»»
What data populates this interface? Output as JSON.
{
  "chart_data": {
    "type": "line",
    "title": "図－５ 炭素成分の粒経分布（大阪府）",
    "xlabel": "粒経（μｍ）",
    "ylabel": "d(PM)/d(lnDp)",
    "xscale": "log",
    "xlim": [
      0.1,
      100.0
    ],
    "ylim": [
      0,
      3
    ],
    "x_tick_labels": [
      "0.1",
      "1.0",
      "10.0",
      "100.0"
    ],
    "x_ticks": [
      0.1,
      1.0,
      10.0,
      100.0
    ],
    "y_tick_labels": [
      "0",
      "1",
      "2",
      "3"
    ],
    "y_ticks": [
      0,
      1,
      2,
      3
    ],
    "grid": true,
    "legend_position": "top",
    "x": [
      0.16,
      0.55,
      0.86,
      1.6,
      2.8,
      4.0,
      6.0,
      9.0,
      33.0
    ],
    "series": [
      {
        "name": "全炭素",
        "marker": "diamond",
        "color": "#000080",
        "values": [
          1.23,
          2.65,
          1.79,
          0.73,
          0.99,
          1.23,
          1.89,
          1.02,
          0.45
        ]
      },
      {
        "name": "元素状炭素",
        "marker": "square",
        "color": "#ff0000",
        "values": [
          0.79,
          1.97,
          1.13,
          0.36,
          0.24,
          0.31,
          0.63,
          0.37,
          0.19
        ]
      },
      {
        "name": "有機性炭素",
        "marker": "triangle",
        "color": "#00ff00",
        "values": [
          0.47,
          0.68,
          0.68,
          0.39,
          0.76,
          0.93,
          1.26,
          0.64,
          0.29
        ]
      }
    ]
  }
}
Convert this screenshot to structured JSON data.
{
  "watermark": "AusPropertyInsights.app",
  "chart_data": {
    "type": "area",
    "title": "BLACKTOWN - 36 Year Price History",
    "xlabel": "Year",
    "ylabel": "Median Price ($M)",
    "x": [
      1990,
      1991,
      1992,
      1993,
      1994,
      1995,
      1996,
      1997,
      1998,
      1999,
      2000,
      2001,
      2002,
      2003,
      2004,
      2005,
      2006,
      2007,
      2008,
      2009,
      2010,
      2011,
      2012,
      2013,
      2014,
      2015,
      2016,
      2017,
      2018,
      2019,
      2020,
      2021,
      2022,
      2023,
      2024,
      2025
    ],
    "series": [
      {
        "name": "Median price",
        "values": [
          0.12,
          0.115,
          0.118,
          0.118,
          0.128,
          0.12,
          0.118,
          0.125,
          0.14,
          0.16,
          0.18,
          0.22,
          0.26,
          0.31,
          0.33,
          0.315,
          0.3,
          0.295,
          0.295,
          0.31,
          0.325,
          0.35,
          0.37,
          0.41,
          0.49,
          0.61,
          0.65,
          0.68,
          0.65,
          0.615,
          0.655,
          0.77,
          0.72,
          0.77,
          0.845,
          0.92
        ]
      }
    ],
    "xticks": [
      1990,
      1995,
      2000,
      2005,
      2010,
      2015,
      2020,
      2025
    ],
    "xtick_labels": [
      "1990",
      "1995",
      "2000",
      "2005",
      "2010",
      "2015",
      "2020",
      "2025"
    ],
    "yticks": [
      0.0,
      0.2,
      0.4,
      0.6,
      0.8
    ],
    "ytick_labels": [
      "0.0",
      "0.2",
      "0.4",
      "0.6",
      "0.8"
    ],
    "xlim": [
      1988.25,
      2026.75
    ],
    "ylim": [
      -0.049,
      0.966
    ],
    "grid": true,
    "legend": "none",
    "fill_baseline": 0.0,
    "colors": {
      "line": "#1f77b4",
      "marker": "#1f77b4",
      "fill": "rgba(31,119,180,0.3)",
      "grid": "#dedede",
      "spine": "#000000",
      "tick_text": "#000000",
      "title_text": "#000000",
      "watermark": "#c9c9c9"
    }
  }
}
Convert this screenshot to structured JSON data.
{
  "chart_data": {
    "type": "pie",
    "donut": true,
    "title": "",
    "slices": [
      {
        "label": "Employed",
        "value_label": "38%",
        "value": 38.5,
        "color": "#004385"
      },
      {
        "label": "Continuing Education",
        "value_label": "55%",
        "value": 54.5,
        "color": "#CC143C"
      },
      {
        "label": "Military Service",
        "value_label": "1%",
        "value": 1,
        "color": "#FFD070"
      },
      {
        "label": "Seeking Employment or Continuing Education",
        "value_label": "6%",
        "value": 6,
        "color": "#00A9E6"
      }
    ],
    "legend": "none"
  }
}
««
→ Task to carry out
The records above are to be repeated exactly, in their entirety.

→ The completed task
What data populates this interface? Output as JSON.
{
  "chart_data": {
    "type": "line",
    "title": "図－５ 炭素成分の粒経分布（大阪府）",
    "xlabel": "粒経（μｍ）",
    "ylabel": "d(PM)/d(lnDp)",
    "xscale": "log",
    "xlim": [
      0.1,
      100.0
    ],
    "ylim": [
      0,
      3
    ],
    "x_tick_labels": [
      "0.1",
      "1.0",
      "10.0",
      "100.0"
    ],
    "x_ticks": [
      0.1,
      1.0,
      10.0,
      100.0
    ],
    "y_tick_labels": [
      "0",
      "1",
      "2",
      "3"
    ],
    "y_ticks": [
      0,
      1,
      2,
      3
    ],
    "grid": true,
    "legend_position": "top",
    "x": [
      0.16,
      0.55,
      0.86,
      1.6,
      2.8,
      4.0,
      6.0,
      9.0,
      33.0
    ],
    "series": [
      {
        "name": "全炭素",
        "marker": "diamond",
        "color": "#000080",
        "values": [
          1.23,
          2.65,
          1.79,
          0.73,
          0.99,
          1.23,
          1.89,
          1.02,
          0.45
        ]
      },
      {
        "name": "元素状炭素",
        "marker": "square",
        "color": "#ff0000",
        "values": [
          0.79,
          1.97,
          1.13,
          0.36,
          0.24,
          0.31,
          0.63,
          0.37,
          0.19
        ]
      },
      {
        "name": "有機性炭素",
        "marker": "triangle",
        "color": "#00ff00",
        "values": [
          0.47,
          0.68,
          0.68,
          0.39,
          0.76,
          0.93,
          1.26,
          0.64,
          0.29
        ]
      }
    ]
  }
}
Convert this screenshot to structured JSON data.
{
  "watermark": "AusPropertyInsights.app",
  "chart_data": {
    "type": "area",
    "title": "BLACKTOWN - 36 Year Price History",
    "xlabel": "Year",
    "ylabel": "Median Price ($M)",
    "x": [
      1990,
      1991,
      1992,
      1993,
      1994,
      1995,
      1996,
      1997,
      1998,
      1999,
      2000,
      2001,
      2002,
      2003,
      2004,
      2005,
      2006,
      2007,
      2008,
      2009,
      2010,
      2011,
      2012,
      2013,
      2014,
      2015,
      2016,
      2017,
      2018,
      2019,
      2020,
      2021,
      2022,
      2023,
      2024,
      2025
    ],
    "series": [
      {
        "name": "Median price",
        "values": [
          0.12,
          0.115,
          0.118,
          0.118,
          0.128,
          0.12,
          0.118,
          0.125,
          0.14,
          0.16,
          0.18,
          0.22,
          0.26,
          0.31,
          0.33,
          0.315,
          0.3,
          0.295,
          0.295,
          0.31,
          0.325,
          0.35,
          0.37,
          0.41,
          0.49,
          0.61,
          0.65,
          0.68,
          0.65,
          0.615,
          0.655,
          0.77,
          0.72,
          0.77,
          0.845,
          0.92
        ]
      }
    ],
    "xticks": [
      1990,
      1995,
      2000,
      2005,
      2010,
      2015,
      2020,
      2025
    ],
    "xtick_labels": [
      "1990",
      "1995",
      "2000",
      "2005",
      "2010",
      "2015",
      "2020",
      "2025"
    ],
    "yticks": [
      0.0,
      0.2,
      0.4,
      0.6,
      0.8
    ],
    "ytick_labels": [
      "0.0",
      "0.2",
      "0.4",
      "0.6",
      "0.8"
    ],
    "xlim": [
      1988.25,
      2026.75
    ],
    "ylim": [
      -0.049,
      0.966
    ],
    "grid": true,
    "legend": "none",
    "fill_baseline": 0.0,
    "colors": {
      "line": "#1f77b4",
      "marker": "#1f77b4",
      "fill": "rgba(31,119,180,0.3)",
      "grid": "#dedede",
      "spine": "#000000",
      "tick_text": "#000000",
      "title_text": "#000000",
      "watermark": "#c9c9c9"
    }
  }
}
Convert this screenshot to structured JSON data.
{
  "chart_data": {
    "type": "pie",
    "donut": true,
    "title": "",
    "slices": [
      {
        "label": "Employed",
        "value_label": "38%",
        "value": 38.5,
        "color": "#004385"
      },
      {
        "label": "Continuing Education",
        "value_label": "55%",
        "value": 54.5,
        "color": "#CC143C"
      },
      {
        "label": "Military Service",
        "value_label": "1%",
        "value": 1,
        "color": "#FFD070"
      },
      {
        "label": "Seeking Employment or Continuing Education",
        "value_label": "6%",
        "value": 6,
        "color": "#00A9E6"
      }
    ],
    "legend": "none"
  }
}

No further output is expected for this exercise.